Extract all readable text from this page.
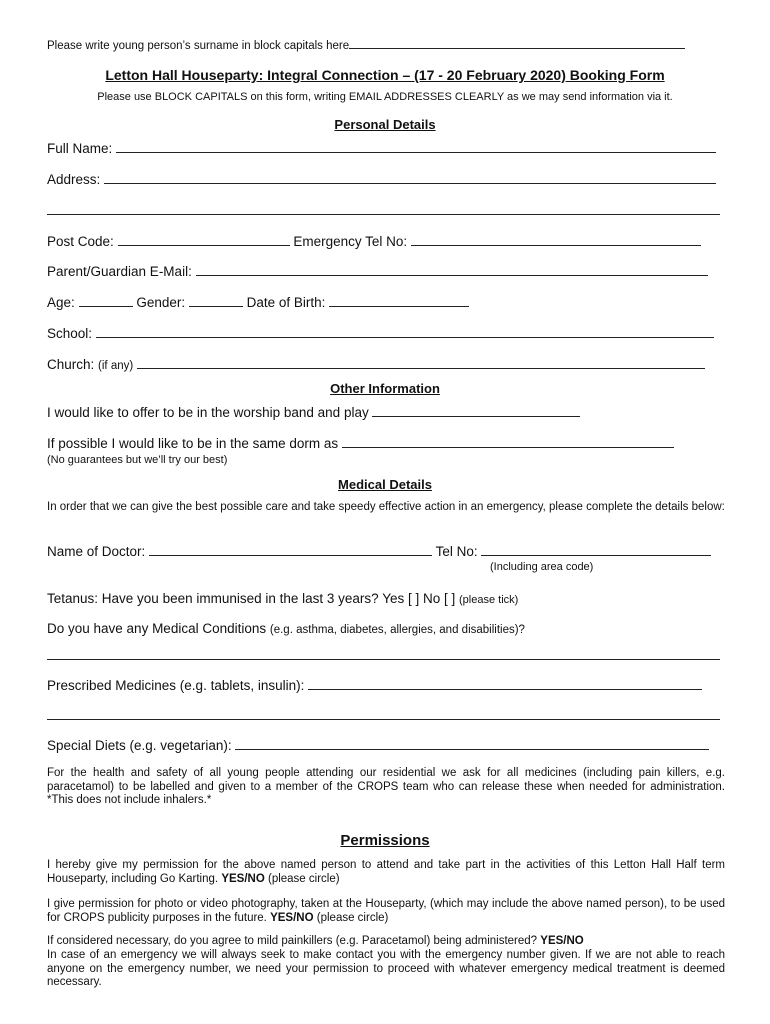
Please write young person’s surname in block capitals here
Letton Hall Houseparty: Integral Connection – (17 - 20 February 2020) Booking Form
Please use BLOCK CAPITALS on this form, writing EMAIL ADDRESSES CLEARLY as we may send information via it.
Personal Details
Full Name:
Address:
Post Code:	Emergency Tel No:
Parent/Guardian E-Mail:
Age:	Gender:	Date of Birth:
School:
Church: (if any)
Other Information
I would like to offer to be in the worship band and play
If possible I would like to be in the same dorm as
(No guarantees but we’ll try our best)
Medical Details
In order that we can give the best possible care and take speedy effective action in an emergency, please complete the details below:
Name of Doctor:	Tel No:
(Including area code)
Tetanus: Have you been immunised in the last 3 years? Yes [ ] No [ ] (please tick)
Do you have any Medical Conditions (e.g. asthma, diabetes, allergies, and disabilities)?
Prescribed Medicines (e.g. tablets, insulin):
Special Diets (e.g. vegetarian):
For the health and safety of all young people attending our residential we ask for all medicines (including pain killers, e.g. paracetamol) to be labelled and given to a member of the CROPS team who can release these when needed for administration. *This does not include inhalers.*
Permissions
I hereby give my permission for the above named person to attend and take part in the activities of this Letton Hall Half term Houseparty, including Go Karting. YES/NO (please circle)
I give permission for photo or video photography, taken at the Houseparty, (which may include the above named person), to be used for CROPS publicity purposes in the future. YES/NO (please circle)
If considered necessary, do you agree to mild painkillers (e.g. Paracetamol) being administered? YES/NO
In case of an emergency we will always seek to make contact you with the emergency number given. If we are not able to reach anyone on the emergency number, we need your permission to proceed with whatever emergency medical treatment is deemed necessary.
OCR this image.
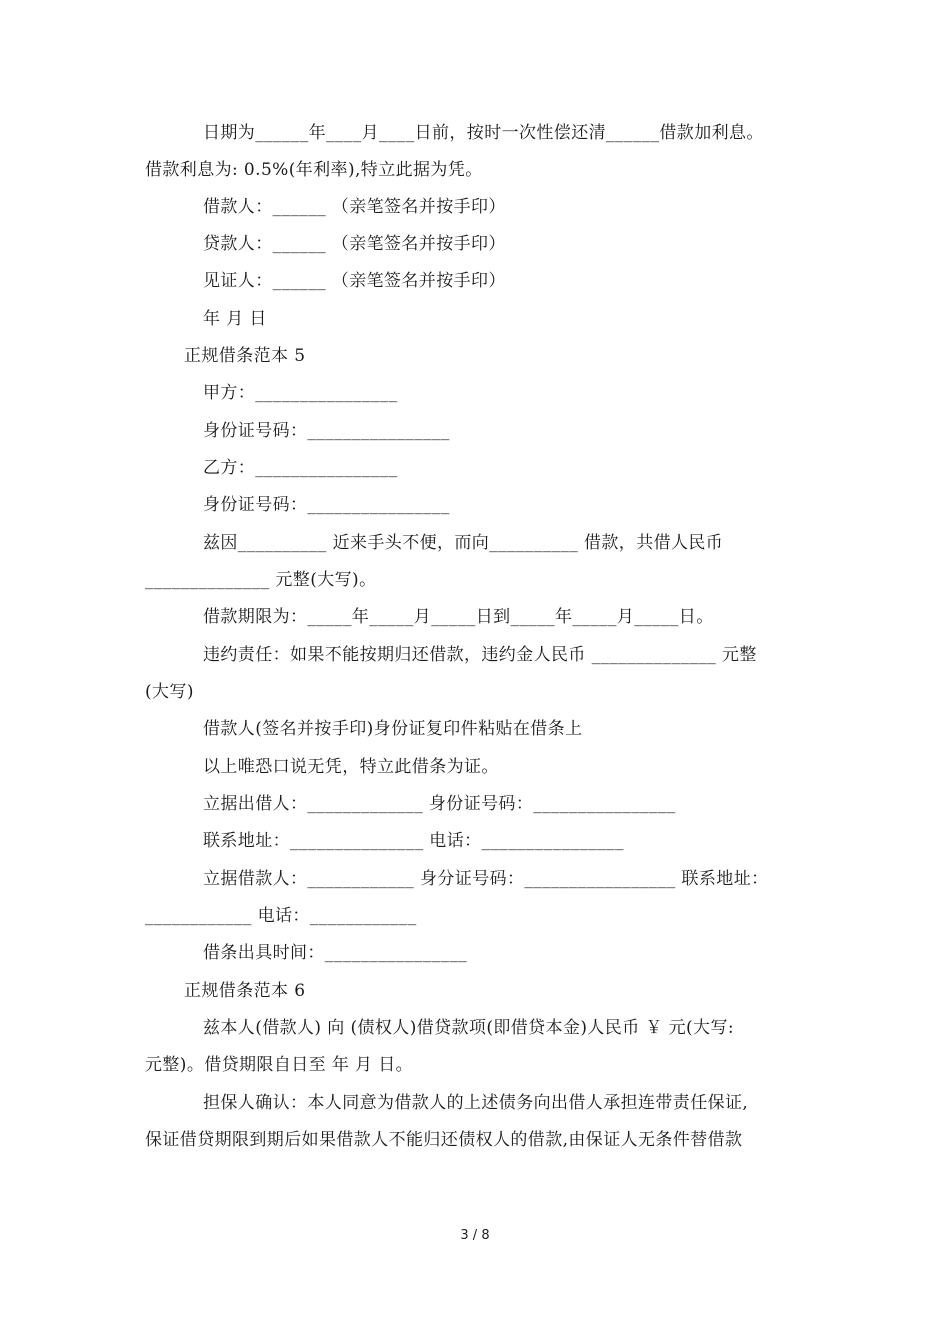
日期为______年____月____日前，按时一次性偿还清______借款加利息。
借款利息为: 0.5%(年利率),特立此据为凭。
借款人：______ （亲笔签名并按手印）
贷款人：______ （亲笔签名并按手印）
见证人：______ （亲笔签名并按手印）
年 月 日
正规借条范本 5
甲方：________________
身份证号码：________________
乙方：________________
身份证号码：________________
兹因__________ 近来手头不便，而向__________ 借款，共借人民币
______________ 元整(大写)。
借款期限为：_____年_____月_____日到_____年_____月_____日。
违约责任：如果不能按期归还借款，违约金人民币 ______________ 元整
(大写)
借款人(签名并按手印)身份证复印件粘贴在借条上
以上唯恐口说无凭，特立此借条为证。
立据出借人：_____________ 身份证号码：________________
联系地址：_______________ 电话：________________
立据借款人：____________ 身分证号码：_________________ 联系地址：
____________ 电话：____________
借条出具时间：________________
正规借条范本 6
兹本人(借款人) 向 (债权人)借贷款项(即借贷本金)人民币 ￥ 元(大写:
元整)。借贷期限自日至 年 月 日。
担保人确认：本人同意为借款人的上述债务向出借人承担连带责任保证,
保证借贷期限到期后如果借款人不能归还债权人的借款,由保证人无条件替借款
3 / 8
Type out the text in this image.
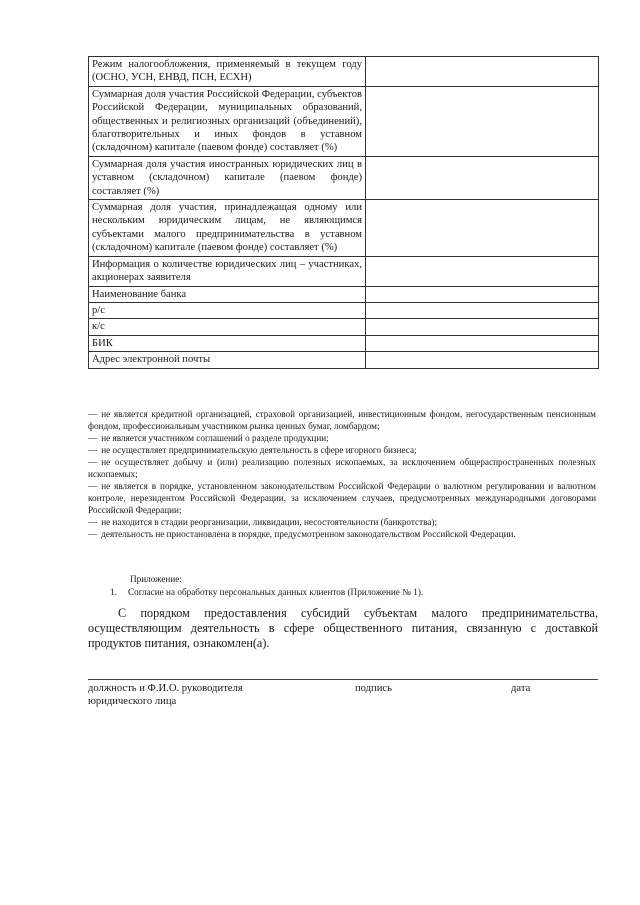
Режим налогообложения, применяемый в текущем году (ОСНО, УСН, ЕНВД, ПСН, ЕСХН)	
Суммарная доля участия Российской Федерации, субъектов Российской Федерации, муниципальных образований, общественных и религиозных организаций (объединений), благотворительных и иных фондов в уставном (складочном) капитале (паевом фонде) составляет (%)	
Суммарная доля участия иностранных юридических лиц в уставном (складочном) капитале (паевом фонде) составляет (%)	
Суммарная доля участия, принадлежащая одному или нескольким юридическим лицам, не являющимся субъектами малого предпринимательства в уставном (складочном) капитале (паевом фонде) составляет (%)	
Информация о количестве юридических лиц – участниках, акционерах заявителя	
Наименование банка	
р/с	
к/с	
БИК	
Адрес электронной почты	
— не является кредитной организацией, страховой организацией, инвестиционным фондом, негосударственным пенсионным фондом, профессиональным участником рынка ценных бумаг, ломбардом;
— не является участником соглашений о разделе продукции;
— не осуществляет предпринимательскую деятельность в сфере игорного бизнеса;
— не осуществляет добычу и (или) реализацию полезных ископаемых, за исключением общераспространенных полезных ископаемых;
— не является в порядке, установленном законодательством Российской Федерации о валютном регулировании и валютном контроле, нерезидентом Российской Федерации, за исключением случаев, предусмотренных международными договорами Российской Федерации;
— не находится в стадии реорганизации, ликвидации, несостоятельности (банкротства);
— деятельность не приостановлена в порядке, предусмотренном законодательством Российской Федерации.
Приложение:
1. Согласие на обработку персональных данных клиентов (Приложение № 1).
С порядком предоставления субсидий субъектам малого предпринимательства, осуществляющим деятельность в сфере общественного питания, связанную с доставкой продуктов питания, ознакомлен(а).
должность и Ф.И.О. руководителя
юридического лица
подпись	дата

= AIM OF THE EXERCISE =
Count every line of the records that holds the string "осуществляет". Write only the total.

= ANSWER FOR THIS EXERCISE =
2